╔══

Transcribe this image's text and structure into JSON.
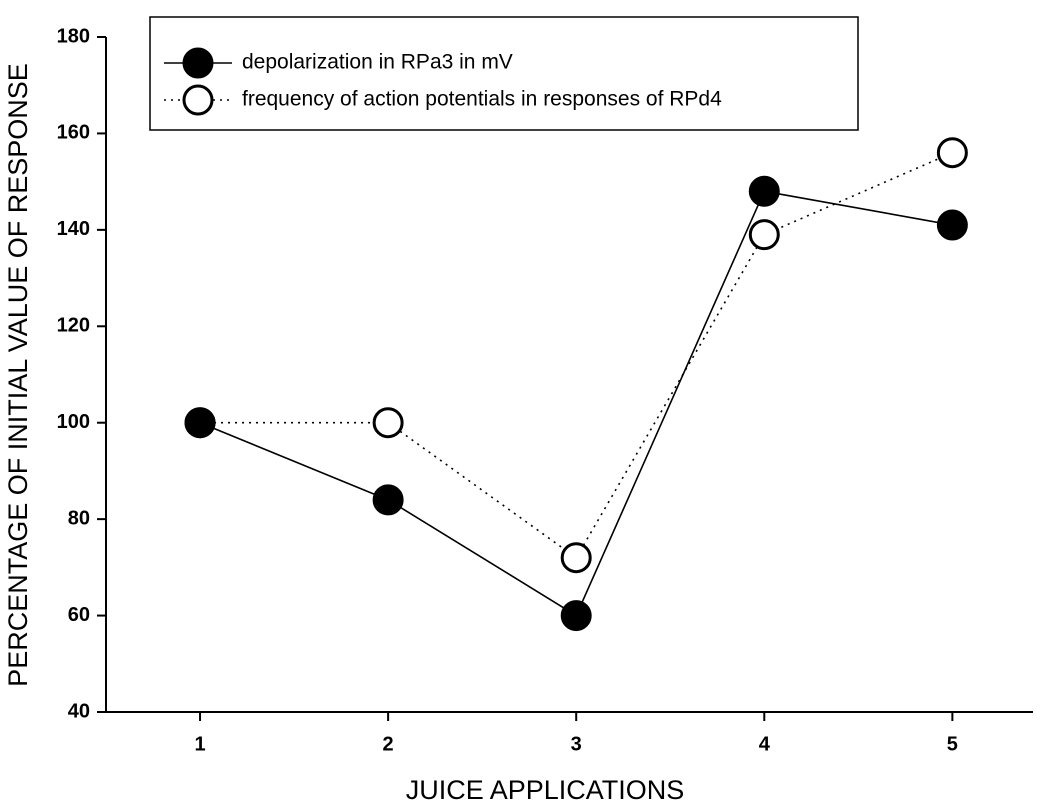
{
  "chart_data": {
    "type": "line",
    "xlabel": "JUICE APPLICATIONS",
    "ylabel": "PERCENTAGE OF INITIAL VALUE OF RESPONSE",
    "x": [
      1,
      2,
      3,
      4,
      5
    ],
    "series": [
      {
        "name": "depolarization in RPa3 in mV",
        "color": "#000000",
        "line_style": "solid",
        "marker_fill": true,
        "values": [
          100,
          84,
          60,
          148,
          141
        ]
      },
      {
        "name": "frequency of action potentials in responses of RPd4",
        "color": "#000000",
        "line_style": "dotted",
        "marker_fill": false,
        "values": [
          100,
          100,
          72,
          139,
          156
        ]
      }
    ],
    "xlim": [
      0.5,
      5.45
    ],
    "xticks": [
      1,
      2,
      3,
      4,
      5
    ],
    "ylim": [
      40,
      180
    ],
    "yticks": [
      40,
      60,
      80,
      100,
      120,
      140,
      160,
      180
    ],
    "grid": false,
    "legend": "top-left"
  }
}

╚══

§ EXERCISE DESCRIPTION
Give the entries again word for word, but skip the pictures.

§ ANSWER TO THIS PROBLEM
Transcribe this image's text and structure into JSON.
{
  "chart_data": {
    "type": "line",
    "xlabel": "JUICE APPLICATIONS",
    "ylabel": "PERCENTAGE OF INITIAL VALUE OF RESPONSE",
    "x": [
      1,
      2,
      3,
      4,
      5
    ],
    "series": [
      {
        "name": "depolarization in RPa3 in mV",
        "color": "#000000",
        "line_style": "solid",
        "marker_fill": true,
        "values": [
          100,
          84,
          60,
          148,
          141
        ]
      },
      {
        "name": "frequency of action potentials in responses of RPd4",
        "color": "#000000",
        "line_style": "dotted",
        "marker_fill": false,
        "values": [
          100,
          100,
          72,
          139,
          156
        ]
      }
    ],
    "xlim": [
      0.5,
      5.45
    ],
    "xticks": [
      1,
      2,
      3,
      4,
      5
    ],
    "ylim": [
      40,
      180
    ],
    "yticks": [
      40,
      60,
      80,
      100,
      120,
      140,
      160,
      180
    ],
    "grid": false,
    "legend": "top-left"
  }
}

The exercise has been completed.